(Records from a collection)
┄┄┄┄┄┄┄┄┄┄┄┄┄┄┄┄┄┄┄┄
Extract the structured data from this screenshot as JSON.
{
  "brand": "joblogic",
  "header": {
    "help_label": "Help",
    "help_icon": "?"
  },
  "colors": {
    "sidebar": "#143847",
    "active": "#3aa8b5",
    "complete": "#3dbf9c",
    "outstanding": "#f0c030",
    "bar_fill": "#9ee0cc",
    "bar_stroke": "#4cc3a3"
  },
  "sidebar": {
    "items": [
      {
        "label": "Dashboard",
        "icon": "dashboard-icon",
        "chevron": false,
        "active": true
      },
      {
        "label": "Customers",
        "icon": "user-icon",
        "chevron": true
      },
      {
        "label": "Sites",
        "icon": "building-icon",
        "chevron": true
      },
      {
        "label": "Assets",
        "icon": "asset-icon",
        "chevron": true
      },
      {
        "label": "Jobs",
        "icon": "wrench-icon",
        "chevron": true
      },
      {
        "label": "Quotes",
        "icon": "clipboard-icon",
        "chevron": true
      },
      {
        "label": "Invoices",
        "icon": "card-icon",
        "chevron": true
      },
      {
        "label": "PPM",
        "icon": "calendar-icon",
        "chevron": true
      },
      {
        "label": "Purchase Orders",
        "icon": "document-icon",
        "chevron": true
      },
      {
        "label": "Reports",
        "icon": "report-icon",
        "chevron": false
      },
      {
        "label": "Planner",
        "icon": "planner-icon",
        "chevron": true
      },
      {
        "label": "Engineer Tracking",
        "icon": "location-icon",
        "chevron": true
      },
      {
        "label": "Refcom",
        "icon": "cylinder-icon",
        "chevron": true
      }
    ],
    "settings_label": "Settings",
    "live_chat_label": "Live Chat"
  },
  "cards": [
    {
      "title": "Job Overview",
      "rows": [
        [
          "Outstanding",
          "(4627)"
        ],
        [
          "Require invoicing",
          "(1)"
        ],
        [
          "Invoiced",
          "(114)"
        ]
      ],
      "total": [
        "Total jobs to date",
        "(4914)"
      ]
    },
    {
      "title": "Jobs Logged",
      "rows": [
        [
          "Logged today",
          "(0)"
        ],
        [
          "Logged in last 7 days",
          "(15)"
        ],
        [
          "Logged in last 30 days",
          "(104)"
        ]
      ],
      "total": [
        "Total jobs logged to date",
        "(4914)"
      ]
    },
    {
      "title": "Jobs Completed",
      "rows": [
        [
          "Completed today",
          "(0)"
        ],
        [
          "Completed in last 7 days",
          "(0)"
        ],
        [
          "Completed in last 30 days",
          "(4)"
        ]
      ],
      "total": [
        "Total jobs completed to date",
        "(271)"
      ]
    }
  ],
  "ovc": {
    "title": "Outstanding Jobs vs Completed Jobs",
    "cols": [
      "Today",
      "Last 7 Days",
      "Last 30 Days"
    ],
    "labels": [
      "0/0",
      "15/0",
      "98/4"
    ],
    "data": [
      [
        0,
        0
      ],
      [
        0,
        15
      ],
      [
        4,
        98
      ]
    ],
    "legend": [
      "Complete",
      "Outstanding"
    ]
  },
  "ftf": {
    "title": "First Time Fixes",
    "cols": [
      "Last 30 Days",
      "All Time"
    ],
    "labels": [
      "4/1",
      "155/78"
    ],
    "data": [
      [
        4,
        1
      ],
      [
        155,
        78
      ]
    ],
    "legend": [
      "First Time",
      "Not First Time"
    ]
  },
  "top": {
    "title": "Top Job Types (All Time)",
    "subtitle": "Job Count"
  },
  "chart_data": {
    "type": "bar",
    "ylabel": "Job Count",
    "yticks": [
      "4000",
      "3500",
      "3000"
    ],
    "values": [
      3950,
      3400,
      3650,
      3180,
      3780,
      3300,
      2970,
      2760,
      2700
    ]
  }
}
┄┄┄┄┄┄┄┄┄┄┄┄┄┄┄┄┄┄┄┄
## Exercise instructions
Pick out every line with the string "First" and copy it.

## Solution for this problem
    "title": "First Time Fixes",
      "First Time",
      "Not First Time"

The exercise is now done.